>> start TASK INPUT

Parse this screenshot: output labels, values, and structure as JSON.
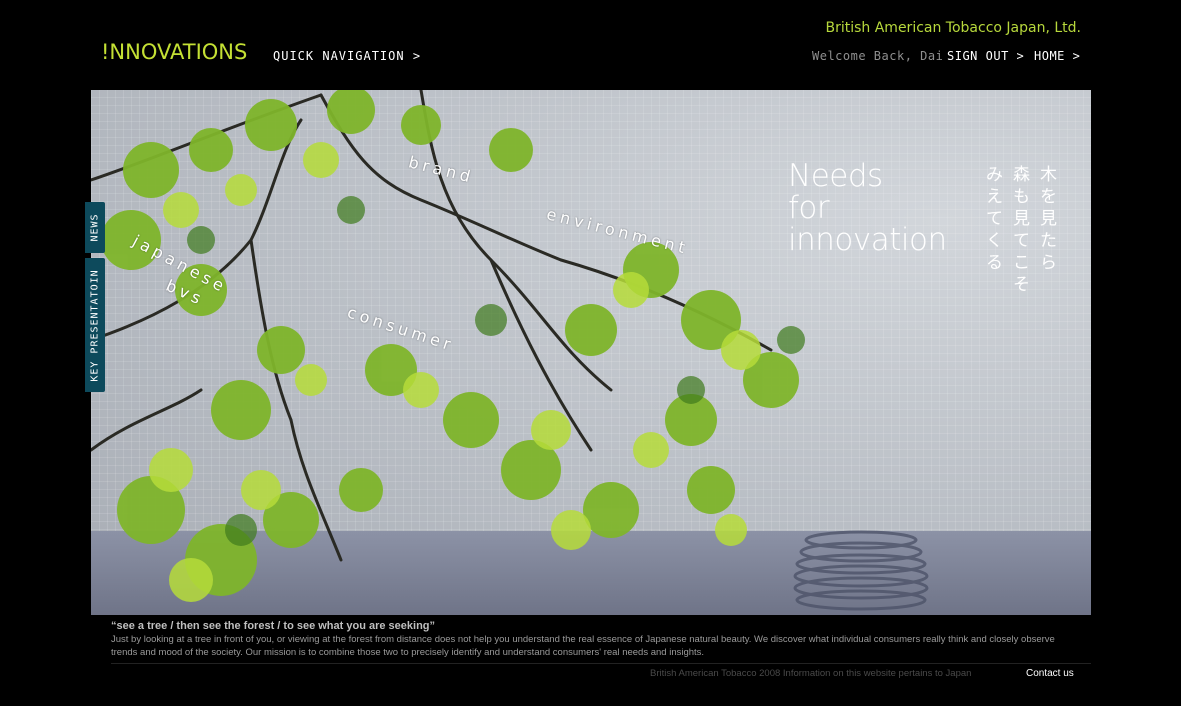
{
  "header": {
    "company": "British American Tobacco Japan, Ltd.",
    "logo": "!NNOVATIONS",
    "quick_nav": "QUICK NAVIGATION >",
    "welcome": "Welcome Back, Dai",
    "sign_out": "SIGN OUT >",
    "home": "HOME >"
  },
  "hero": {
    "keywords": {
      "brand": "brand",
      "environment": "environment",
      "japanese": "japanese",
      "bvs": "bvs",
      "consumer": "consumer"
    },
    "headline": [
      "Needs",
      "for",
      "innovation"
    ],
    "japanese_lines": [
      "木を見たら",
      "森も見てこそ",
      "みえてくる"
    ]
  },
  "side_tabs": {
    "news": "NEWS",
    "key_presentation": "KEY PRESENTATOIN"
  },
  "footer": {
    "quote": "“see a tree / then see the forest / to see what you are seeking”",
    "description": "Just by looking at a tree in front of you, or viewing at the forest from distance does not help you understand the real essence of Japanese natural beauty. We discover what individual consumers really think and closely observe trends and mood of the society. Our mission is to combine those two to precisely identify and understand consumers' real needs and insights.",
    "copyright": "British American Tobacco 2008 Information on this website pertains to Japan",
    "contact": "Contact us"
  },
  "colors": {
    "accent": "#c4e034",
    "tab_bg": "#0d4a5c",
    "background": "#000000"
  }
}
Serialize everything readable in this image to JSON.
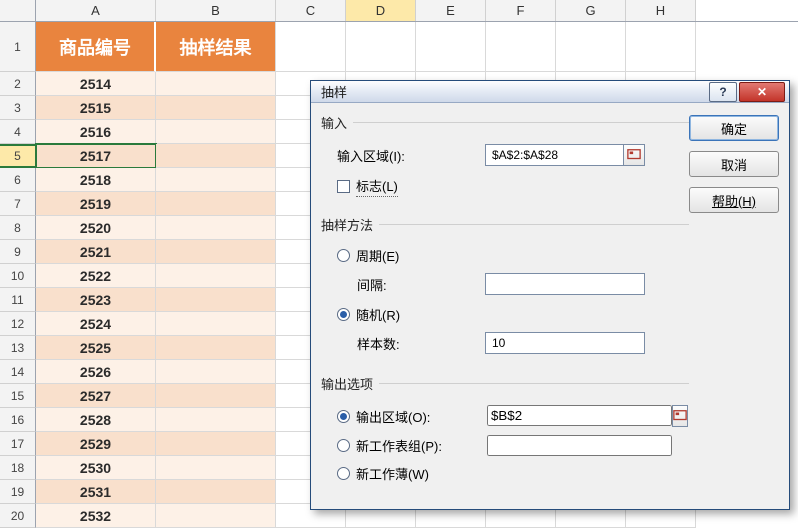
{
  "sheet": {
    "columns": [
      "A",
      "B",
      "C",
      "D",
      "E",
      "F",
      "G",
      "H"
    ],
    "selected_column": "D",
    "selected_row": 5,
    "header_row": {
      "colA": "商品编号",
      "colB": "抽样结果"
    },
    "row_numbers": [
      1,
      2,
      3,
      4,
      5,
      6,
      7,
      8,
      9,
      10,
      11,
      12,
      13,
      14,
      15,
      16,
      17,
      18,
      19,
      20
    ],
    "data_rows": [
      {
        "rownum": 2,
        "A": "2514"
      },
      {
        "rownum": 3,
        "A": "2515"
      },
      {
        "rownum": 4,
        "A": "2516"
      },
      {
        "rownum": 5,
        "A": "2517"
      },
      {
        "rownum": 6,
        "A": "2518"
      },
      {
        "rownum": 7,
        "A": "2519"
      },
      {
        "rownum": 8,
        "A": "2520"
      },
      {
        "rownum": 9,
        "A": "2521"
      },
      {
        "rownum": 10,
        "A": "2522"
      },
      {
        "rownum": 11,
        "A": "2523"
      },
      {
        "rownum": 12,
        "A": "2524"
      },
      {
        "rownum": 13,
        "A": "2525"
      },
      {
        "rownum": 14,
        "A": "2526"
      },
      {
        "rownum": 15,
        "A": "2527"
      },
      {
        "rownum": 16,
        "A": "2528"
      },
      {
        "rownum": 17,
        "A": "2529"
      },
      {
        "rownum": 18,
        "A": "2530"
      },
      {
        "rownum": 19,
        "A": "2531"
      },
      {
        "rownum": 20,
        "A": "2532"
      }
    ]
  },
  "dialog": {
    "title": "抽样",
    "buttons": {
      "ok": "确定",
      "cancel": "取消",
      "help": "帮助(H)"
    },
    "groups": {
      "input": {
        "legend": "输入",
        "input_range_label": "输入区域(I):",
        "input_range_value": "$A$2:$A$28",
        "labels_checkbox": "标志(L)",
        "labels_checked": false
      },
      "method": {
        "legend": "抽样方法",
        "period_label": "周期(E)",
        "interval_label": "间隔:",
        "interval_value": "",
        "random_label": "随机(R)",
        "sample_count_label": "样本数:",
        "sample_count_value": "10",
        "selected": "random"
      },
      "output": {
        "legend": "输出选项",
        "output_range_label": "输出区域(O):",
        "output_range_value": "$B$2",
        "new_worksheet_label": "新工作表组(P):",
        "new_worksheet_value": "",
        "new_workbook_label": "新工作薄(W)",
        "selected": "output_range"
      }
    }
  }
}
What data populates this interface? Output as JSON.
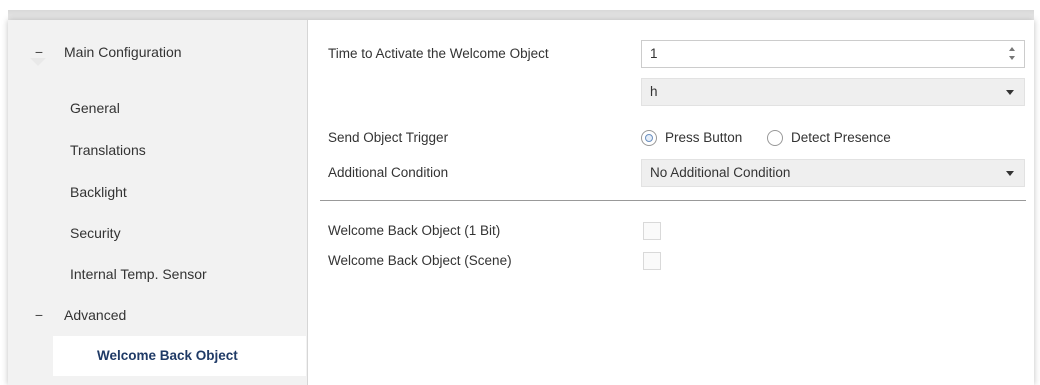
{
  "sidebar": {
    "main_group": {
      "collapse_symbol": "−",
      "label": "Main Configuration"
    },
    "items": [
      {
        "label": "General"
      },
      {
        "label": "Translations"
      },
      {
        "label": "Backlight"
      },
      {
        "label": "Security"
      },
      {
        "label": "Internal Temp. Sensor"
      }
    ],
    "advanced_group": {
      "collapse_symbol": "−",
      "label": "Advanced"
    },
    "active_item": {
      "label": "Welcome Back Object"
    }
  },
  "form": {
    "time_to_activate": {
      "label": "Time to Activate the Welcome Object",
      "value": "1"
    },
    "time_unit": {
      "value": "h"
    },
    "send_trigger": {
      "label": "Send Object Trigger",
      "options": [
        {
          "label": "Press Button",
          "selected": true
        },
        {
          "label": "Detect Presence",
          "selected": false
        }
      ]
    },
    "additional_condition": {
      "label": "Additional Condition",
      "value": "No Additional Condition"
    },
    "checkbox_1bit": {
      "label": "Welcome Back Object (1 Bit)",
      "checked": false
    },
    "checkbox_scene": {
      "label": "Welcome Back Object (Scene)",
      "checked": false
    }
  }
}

>> end TASK INPUT
>> start TASK INPUT

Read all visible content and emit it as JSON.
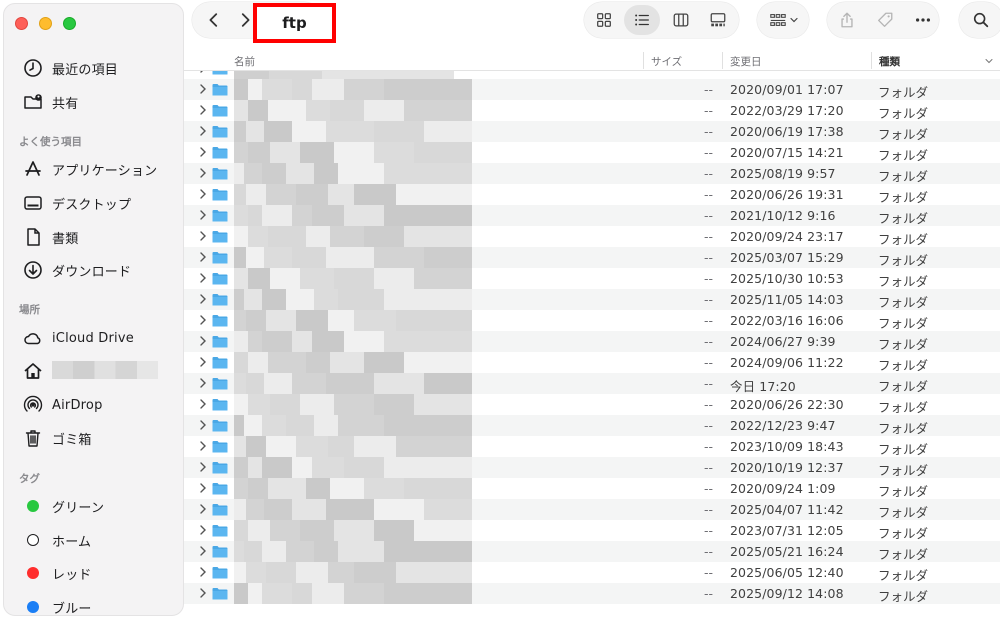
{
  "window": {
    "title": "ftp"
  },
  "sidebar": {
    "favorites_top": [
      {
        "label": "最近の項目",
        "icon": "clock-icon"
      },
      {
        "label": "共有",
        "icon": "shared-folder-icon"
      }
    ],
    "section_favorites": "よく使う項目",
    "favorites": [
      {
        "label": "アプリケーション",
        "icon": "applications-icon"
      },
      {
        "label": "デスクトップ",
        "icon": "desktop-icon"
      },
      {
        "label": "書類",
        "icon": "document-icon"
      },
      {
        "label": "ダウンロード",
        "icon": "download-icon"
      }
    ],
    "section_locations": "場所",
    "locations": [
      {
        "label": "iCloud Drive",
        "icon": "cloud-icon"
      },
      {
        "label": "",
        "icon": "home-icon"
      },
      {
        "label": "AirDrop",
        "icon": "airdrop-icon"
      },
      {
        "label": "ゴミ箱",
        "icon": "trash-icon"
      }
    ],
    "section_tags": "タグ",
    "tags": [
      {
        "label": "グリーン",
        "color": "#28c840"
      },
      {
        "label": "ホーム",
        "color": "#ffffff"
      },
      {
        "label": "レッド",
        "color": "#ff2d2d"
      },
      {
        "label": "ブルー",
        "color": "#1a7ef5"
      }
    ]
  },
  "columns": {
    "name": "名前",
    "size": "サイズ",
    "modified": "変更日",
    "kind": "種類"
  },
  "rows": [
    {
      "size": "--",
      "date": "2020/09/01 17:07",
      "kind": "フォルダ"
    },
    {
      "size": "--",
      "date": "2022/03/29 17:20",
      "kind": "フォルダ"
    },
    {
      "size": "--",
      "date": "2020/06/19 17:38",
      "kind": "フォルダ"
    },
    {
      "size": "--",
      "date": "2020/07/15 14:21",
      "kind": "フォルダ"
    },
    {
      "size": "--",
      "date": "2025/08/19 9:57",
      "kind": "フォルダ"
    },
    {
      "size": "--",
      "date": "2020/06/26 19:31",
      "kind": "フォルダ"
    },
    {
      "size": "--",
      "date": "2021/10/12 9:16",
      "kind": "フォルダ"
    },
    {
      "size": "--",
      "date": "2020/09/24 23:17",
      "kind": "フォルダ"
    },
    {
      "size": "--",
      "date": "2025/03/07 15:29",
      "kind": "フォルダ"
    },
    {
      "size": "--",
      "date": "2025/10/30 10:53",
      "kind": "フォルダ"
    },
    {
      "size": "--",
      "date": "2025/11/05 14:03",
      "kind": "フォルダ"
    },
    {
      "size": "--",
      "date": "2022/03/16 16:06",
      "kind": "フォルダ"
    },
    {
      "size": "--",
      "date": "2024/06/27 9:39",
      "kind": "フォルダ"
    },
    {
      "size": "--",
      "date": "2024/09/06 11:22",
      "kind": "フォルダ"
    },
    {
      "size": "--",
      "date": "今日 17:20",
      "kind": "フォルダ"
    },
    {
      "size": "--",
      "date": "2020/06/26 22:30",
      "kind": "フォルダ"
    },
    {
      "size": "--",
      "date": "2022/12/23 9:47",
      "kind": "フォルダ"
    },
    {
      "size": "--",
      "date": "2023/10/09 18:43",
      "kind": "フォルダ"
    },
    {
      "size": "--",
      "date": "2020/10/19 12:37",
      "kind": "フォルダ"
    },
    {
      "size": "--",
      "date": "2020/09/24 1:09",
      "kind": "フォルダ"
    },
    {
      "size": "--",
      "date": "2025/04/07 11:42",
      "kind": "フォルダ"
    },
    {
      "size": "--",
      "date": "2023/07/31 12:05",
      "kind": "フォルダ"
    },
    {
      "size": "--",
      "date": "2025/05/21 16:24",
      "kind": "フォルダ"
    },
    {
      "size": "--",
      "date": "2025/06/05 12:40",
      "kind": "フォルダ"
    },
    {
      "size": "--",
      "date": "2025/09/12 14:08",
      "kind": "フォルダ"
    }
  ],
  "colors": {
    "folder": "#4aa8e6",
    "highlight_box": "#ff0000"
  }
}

>> end TASK INPUT
>> start TASK INPUT

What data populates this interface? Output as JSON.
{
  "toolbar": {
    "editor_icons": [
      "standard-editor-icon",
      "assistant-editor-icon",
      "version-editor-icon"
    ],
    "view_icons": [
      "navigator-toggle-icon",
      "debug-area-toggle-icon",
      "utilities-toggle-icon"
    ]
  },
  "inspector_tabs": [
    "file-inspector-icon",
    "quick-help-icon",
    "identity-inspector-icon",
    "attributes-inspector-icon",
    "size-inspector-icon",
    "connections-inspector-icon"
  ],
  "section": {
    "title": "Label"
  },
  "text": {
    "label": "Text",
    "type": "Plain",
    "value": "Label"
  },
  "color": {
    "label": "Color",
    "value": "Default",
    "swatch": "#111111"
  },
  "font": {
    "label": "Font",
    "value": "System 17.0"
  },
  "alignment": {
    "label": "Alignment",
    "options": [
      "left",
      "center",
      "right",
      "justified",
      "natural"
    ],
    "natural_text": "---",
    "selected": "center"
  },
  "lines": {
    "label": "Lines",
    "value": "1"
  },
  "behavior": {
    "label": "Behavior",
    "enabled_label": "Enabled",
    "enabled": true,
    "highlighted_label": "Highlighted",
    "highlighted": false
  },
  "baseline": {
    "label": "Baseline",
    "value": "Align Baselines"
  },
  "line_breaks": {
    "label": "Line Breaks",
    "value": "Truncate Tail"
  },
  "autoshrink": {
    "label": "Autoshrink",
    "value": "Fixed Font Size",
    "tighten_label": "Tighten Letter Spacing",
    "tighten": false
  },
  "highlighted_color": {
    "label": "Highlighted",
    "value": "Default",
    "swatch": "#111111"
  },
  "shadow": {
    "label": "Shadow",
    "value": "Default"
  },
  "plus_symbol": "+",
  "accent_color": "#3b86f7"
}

>> end TASK INPUT

**STATED PROBLEM**: Locate each line with the word "toggle" and copy it.

**WRITTEN RESPONSE**:
      "navigator-toggle-icon",
      "debug-area-toggle-icon",
      "utilities-toggle-icon"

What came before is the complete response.